### EXERCISE DIRECTIONS
Exclude all pictures, then copy each of the records exactly as written.
-------- SUPPLIED RECORDS
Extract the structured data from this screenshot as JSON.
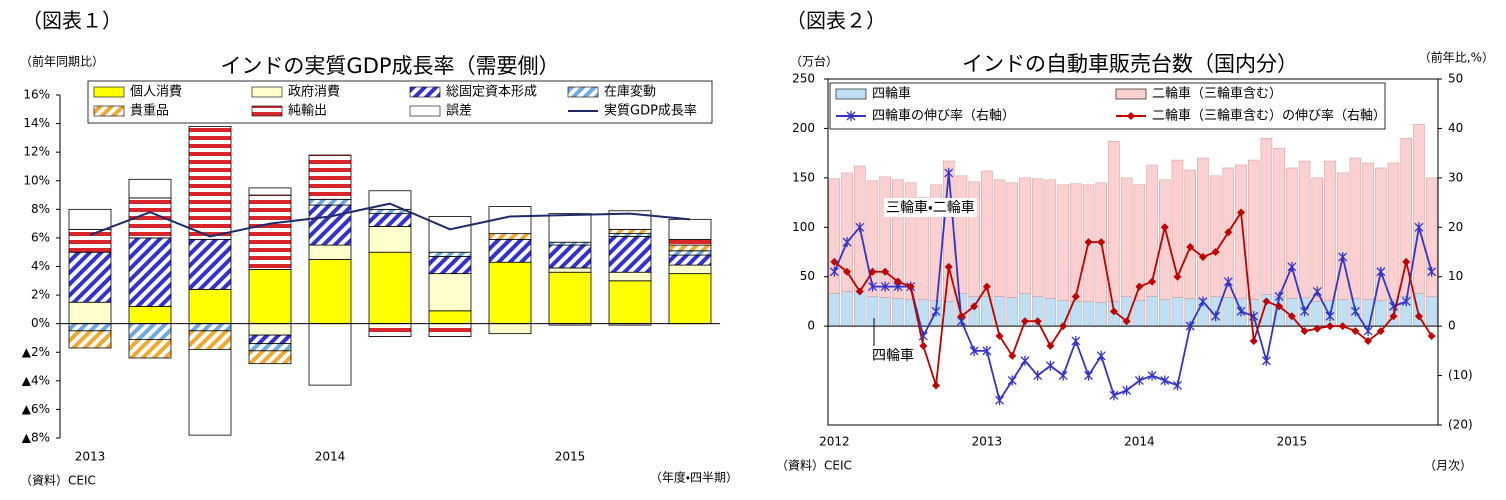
{
  "chart_data": [
    {
      "type": "bar",
      "stacked": true,
      "figure_label": "（図表１）",
      "title": "インドの実質GDP成長率（需要側）",
      "y_label": "（前年同期比）",
      "x_label": "（年度・四半期）",
      "source": "（資料）CEIC",
      "categories": [
        "2013",
        null,
        null,
        null,
        "2014",
        null,
        null,
        null,
        "2015",
        null,
        null
      ],
      "series": [
        {
          "name": "個人消費",
          "color": "#ffff00",
          "values": [
            0,
            1.2,
            2.4,
            3.8,
            4.5,
            5.0,
            0.9,
            4.3,
            3.6,
            3.0,
            3.5
          ]
        },
        {
          "name": "政府消費",
          "color": "#ffffcc",
          "values": [
            1.5,
            null,
            null,
            -0.8,
            1.0,
            1.8,
            2.6,
            -0.7,
            0.3,
            0.6,
            0.6
          ]
        },
        {
          "name": "総固定資本形成",
          "color": "#3333cc",
          "pattern": "diagonal",
          "values": [
            3.5,
            4.8,
            3.5,
            -0.6,
            2.8,
            0.9,
            1.2,
            1.6,
            1.6,
            2.5,
            0.7
          ]
        },
        {
          "name": "在庫変動",
          "color": "#6fa8dc",
          "pattern": "diagonal",
          "values": [
            -0.5,
            -1.1,
            -0.5,
            -0.5,
            0.4,
            0.3,
            0.3,
            null,
            0.2,
            0.2,
            0.3
          ]
        },
        {
          "name": "貴重品",
          "color": "#f0a830",
          "pattern": "diagonal",
          "values": [
            -1.2,
            -1.3,
            -1.3,
            -0.9,
            null,
            null,
            null,
            0.4,
            null,
            0.3,
            0.4
          ]
        },
        {
          "name": "純輸出",
          "color": "#d9262b",
          "pattern": "horizontal",
          "values": [
            1.6,
            2.8,
            7.9,
            5.2,
            3.1,
            -0.9,
            -0.9,
            null,
            -0.1,
            -0.1,
            0.4
          ]
        },
        {
          "name": "誤差",
          "color": "#ffffff",
          "values": [
            1.4,
            1.3,
            -6.0,
            0.5,
            -4.3,
            1.3,
            2.5,
            1.9,
            2.0,
            1.3,
            1.4
          ]
        }
      ],
      "lines": [
        {
          "name": "実質GDP成長率",
          "color": "#1f2a6b",
          "values": [
            6.2,
            7.8,
            6.1,
            7.0,
            7.5,
            8.4,
            6.6,
            7.5,
            7.6,
            7.7,
            7.3
          ]
        }
      ],
      "ylim": [
        -8,
        16
      ],
      "yticks": [
        {
          "value": -8,
          "label": "▲8%"
        },
        {
          "value": -6,
          "label": "▲6%"
        },
        {
          "value": -4,
          "label": "▲4%"
        },
        {
          "value": -2,
          "label": "▲2%"
        },
        {
          "value": 0,
          "label": "0%"
        },
        {
          "value": 2,
          "label": "2%"
        },
        {
          "value": 4,
          "label": "4%"
        },
        {
          "value": 6,
          "label": "6%"
        },
        {
          "value": 8,
          "label": "8%"
        },
        {
          "value": 10,
          "label": "10%"
        },
        {
          "value": 12,
          "label": "12%"
        },
        {
          "value": 14,
          "label": "14%"
        },
        {
          "value": 16,
          "label": "16%"
        }
      ],
      "legend": "top"
    },
    {
      "type": "bar",
      "stacked": true,
      "figure_label": "（図表２）",
      "title": "インドの自動車販売台数（国内分）",
      "y_label": "（万台）",
      "y2_label": "（前年比,%）",
      "x_label": "（月次）",
      "source": "（資料）CEIC",
      "categories": [
        "2012",
        null,
        null,
        null,
        null,
        null,
        null,
        null,
        null,
        null,
        null,
        null,
        "2013",
        null,
        null,
        null,
        null,
        null,
        null,
        null,
        null,
        null,
        null,
        null,
        "2014",
        null,
        null,
        null,
        null,
        null,
        null,
        null,
        null,
        null,
        null,
        null,
        "2015",
        null,
        null,
        null,
        null,
        null,
        null,
        null,
        null,
        null,
        null,
        null
      ],
      "series": [
        {
          "name": "四輪車",
          "color": "#bfe0f4",
          "values": [
            33,
            35,
            36,
            30,
            29,
            28,
            27,
            27,
            26,
            25,
            33,
            30,
            30,
            30,
            29,
            33,
            30,
            28,
            26,
            25,
            25,
            24,
            25,
            30,
            26,
            30,
            27,
            29,
            28,
            27,
            30,
            29,
            28,
            27,
            32,
            30,
            28,
            29,
            25,
            26,
            27,
            28,
            27,
            26,
            27,
            30,
            33,
            30
          ]
        },
        {
          "name": "二輪車（三輪車含む）",
          "color": "#fcd0d0",
          "values": [
            116,
            120,
            126,
            117,
            122,
            120,
            118,
            103,
            117,
            142,
            119,
            116,
            127,
            118,
            116,
            117,
            119,
            120,
            117,
            119,
            118,
            121,
            162,
            120,
            117,
            133,
            121,
            139,
            130,
            143,
            122,
            131,
            135,
            141,
            158,
            150,
            132,
            138,
            125,
            141,
            128,
            142,
            138,
            134,
            138,
            160,
            171,
            120
          ]
        }
      ],
      "lines": [
        {
          "name": "四輪車の伸び率（右軸）",
          "color": "#3333cc",
          "marker": "star",
          "axis": "y2",
          "values": [
            11,
            17,
            20,
            8,
            8,
            8,
            8,
            -2,
            3,
            31,
            1,
            -5,
            -5,
            -15,
            -11,
            -7,
            -10,
            -8,
            -10,
            -3,
            -10,
            -6,
            -14,
            -13,
            -11,
            -10,
            -11,
            -12,
            0,
            5,
            2,
            9,
            3,
            2,
            -7,
            6,
            12,
            3,
            7,
            2,
            14,
            3,
            -1,
            11,
            4,
            5,
            20,
            11
          ]
        },
        {
          "name": "二輪車（三輪車含む）の伸び率（右軸）",
          "color": "#c00000",
          "marker": "diamond",
          "axis": "y2",
          "values": [
            13,
            11,
            7,
            11,
            11,
            9,
            8,
            -4,
            -12,
            12,
            2,
            4,
            8,
            -2,
            -6,
            1,
            1,
            -4,
            0,
            6,
            17,
            17,
            3,
            1,
            8,
            9,
            20,
            10,
            16,
            14,
            15,
            19,
            23,
            -3,
            5,
            4,
            2,
            -1,
            -0.5,
            0,
            0,
            -1,
            -3,
            -1,
            2,
            13,
            2,
            -2
          ]
        }
      ],
      "annotations": [
        "三輪車・二輪車",
        "四輪車"
      ],
      "ylim": [
        -100,
        250
      ],
      "yticks": [
        0,
        50,
        100,
        150,
        200,
        250
      ],
      "y2lim": [
        -20,
        50
      ],
      "y2ticks": [
        {
          "value": -20,
          "label": "(20)"
        },
        {
          "value": -10,
          "label": "(10)"
        },
        0,
        10,
        20,
        30,
        40,
        50
      ],
      "legend": "top"
    }
  ]
}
----------------
### RESPONSE TO THE EXERCISE
Extract the structured data from this screenshot as JSON.
{
  "chart_data": [
    {
      "type": "bar",
      "stacked": true,
      "figure_label": "（図表１）",
      "title": "インドの実質GDP成長率（需要側）",
      "y_label": "（前年同期比）",
      "x_label": "（年度・四半期）",
      "source": "（資料）CEIC",
      "categories": [
        "2013",
        null,
        null,
        null,
        "2014",
        null,
        null,
        null,
        "2015",
        null,
        null
      ],
      "series": [
        {
          "name": "個人消費",
          "color": "#ffff00",
          "values": [
            0,
            1.2,
            2.4,
            3.8,
            4.5,
            5.0,
            0.9,
            4.3,
            3.6,
            3.0,
            3.5
          ]
        },
        {
          "name": "政府消費",
          "color": "#ffffcc",
          "values": [
            1.5,
            null,
            null,
            -0.8,
            1.0,
            1.8,
            2.6,
            -0.7,
            0.3,
            0.6,
            0.6
          ]
        },
        {
          "name": "総固定資本形成",
          "color": "#3333cc",
          "pattern": "diagonal",
          "values": [
            3.5,
            4.8,
            3.5,
            -0.6,
            2.8,
            0.9,
            1.2,
            1.6,
            1.6,
            2.5,
            0.7
          ]
        },
        {
          "name": "在庫変動",
          "color": "#6fa8dc",
          "pattern": "diagonal",
          "values": [
            -0.5,
            -1.1,
            -0.5,
            -0.5,
            0.4,
            0.3,
            0.3,
            null,
            0.2,
            0.2,
            0.3
          ]
        },
        {
          "name": "貴重品",
          "color": "#f0a830",
          "pattern": "diagonal",
          "values": [
            -1.2,
            -1.3,
            -1.3,
            -0.9,
            null,
            null,
            null,
            0.4,
            null,
            0.3,
            0.4
          ]
        },
        {
          "name": "純輸出",
          "color": "#d9262b",
          "pattern": "horizontal",
          "values": [
            1.6,
            2.8,
            7.9,
            5.2,
            3.1,
            -0.9,
            -0.9,
            null,
            -0.1,
            -0.1,
            0.4
          ]
        },
        {
          "name": "誤差",
          "color": "#ffffff",
          "values": [
            1.4,
            1.3,
            -6.0,
            0.5,
            -4.3,
            1.3,
            2.5,
            1.9,
            2.0,
            1.3,
            1.4
          ]
        }
      ],
      "lines": [
        {
          "name": "実質GDP成長率",
          "color": "#1f2a6b",
          "values": [
            6.2,
            7.8,
            6.1,
            7.0,
            7.5,
            8.4,
            6.6,
            7.5,
            7.6,
            7.7,
            7.3
          ]
        }
      ],
      "ylim": [
        -8,
        16
      ],
      "yticks": [
        {
          "value": -8,
          "label": "▲8%"
        },
        {
          "value": -6,
          "label": "▲6%"
        },
        {
          "value": -4,
          "label": "▲4%"
        },
        {
          "value": -2,
          "label": "▲2%"
        },
        {
          "value": 0,
          "label": "0%"
        },
        {
          "value": 2,
          "label": "2%"
        },
        {
          "value": 4,
          "label": "4%"
        },
        {
          "value": 6,
          "label": "6%"
        },
        {
          "value": 8,
          "label": "8%"
        },
        {
          "value": 10,
          "label": "10%"
        },
        {
          "value": 12,
          "label": "12%"
        },
        {
          "value": 14,
          "label": "14%"
        },
        {
          "value": 16,
          "label": "16%"
        }
      ],
      "legend": "top"
    },
    {
      "type": "bar",
      "stacked": true,
      "figure_label": "（図表２）",
      "title": "インドの自動車販売台数（国内分）",
      "y_label": "（万台）",
      "y2_label": "（前年比,%）",
      "x_label": "（月次）",
      "source": "（資料）CEIC",
      "categories": [
        "2012",
        null,
        null,
        null,
        null,
        null,
        null,
        null,
        null,
        null,
        null,
        null,
        "2013",
        null,
        null,
        null,
        null,
        null,
        null,
        null,
        null,
        null,
        null,
        null,
        "2014",
        null,
        null,
        null,
        null,
        null,
        null,
        null,
        null,
        null,
        null,
        null,
        "2015",
        null,
        null,
        null,
        null,
        null,
        null,
        null,
        null,
        null,
        null,
        null
      ],
      "series": [
        {
          "name": "四輪車",
          "color": "#bfe0f4",
          "values": [
            33,
            35,
            36,
            30,
            29,
            28,
            27,
            27,
            26,
            25,
            33,
            30,
            30,
            30,
            29,
            33,
            30,
            28,
            26,
            25,
            25,
            24,
            25,
            30,
            26,
            30,
            27,
            29,
            28,
            27,
            30,
            29,
            28,
            27,
            32,
            30,
            28,
            29,
            25,
            26,
            27,
            28,
            27,
            26,
            27,
            30,
            33,
            30
          ]
        },
        {
          "name": "二輪車（三輪車含む）",
          "color": "#fcd0d0",
          "values": [
            116,
            120,
            126,
            117,
            122,
            120,
            118,
            103,
            117,
            142,
            119,
            116,
            127,
            118,
            116,
            117,
            119,
            120,
            117,
            119,
            118,
            121,
            162,
            120,
            117,
            133,
            121,
            139,
            130,
            143,
            122,
            131,
            135,
            141,
            158,
            150,
            132,
            138,
            125,
            141,
            128,
            142,
            138,
            134,
            138,
            160,
            171,
            120
          ]
        }
      ],
      "lines": [
        {
          "name": "四輪車の伸び率（右軸）",
          "color": "#3333cc",
          "marker": "star",
          "axis": "y2",
          "values": [
            11,
            17,
            20,
            8,
            8,
            8,
            8,
            -2,
            3,
            31,
            1,
            -5,
            -5,
            -15,
            -11,
            -7,
            -10,
            -8,
            -10,
            -3,
            -10,
            -6,
            -14,
            -13,
            -11,
            -10,
            -11,
            -12,
            0,
            5,
            2,
            9,
            3,
            2,
            -7,
            6,
            12,
            3,
            7,
            2,
            14,
            3,
            -1,
            11,
            4,
            5,
            20,
            11
          ]
        },
        {
          "name": "二輪車（三輪車含む）の伸び率（右軸）",
          "color": "#c00000",
          "marker": "diamond",
          "axis": "y2",
          "values": [
            13,
            11,
            7,
            11,
            11,
            9,
            8,
            -4,
            -12,
            12,
            2,
            4,
            8,
            -2,
            -6,
            1,
            1,
            -4,
            0,
            6,
            17,
            17,
            3,
            1,
            8,
            9,
            20,
            10,
            16,
            14,
            15,
            19,
            23,
            -3,
            5,
            4,
            2,
            -1,
            -0.5,
            0,
            0,
            -1,
            -3,
            -1,
            2,
            13,
            2,
            -2
          ]
        }
      ],
      "annotations": [
        "三輪車・二輪車",
        "四輪車"
      ],
      "ylim": [
        -100,
        250
      ],
      "yticks": [
        0,
        50,
        100,
        150,
        200,
        250
      ],
      "y2lim": [
        -20,
        50
      ],
      "y2ticks": [
        {
          "value": -20,
          "label": "(20)"
        },
        {
          "value": -10,
          "label": "(10)"
        },
        0,
        10,
        20,
        30,
        40,
        50
      ],
      "legend": "top"
    }
  ]
}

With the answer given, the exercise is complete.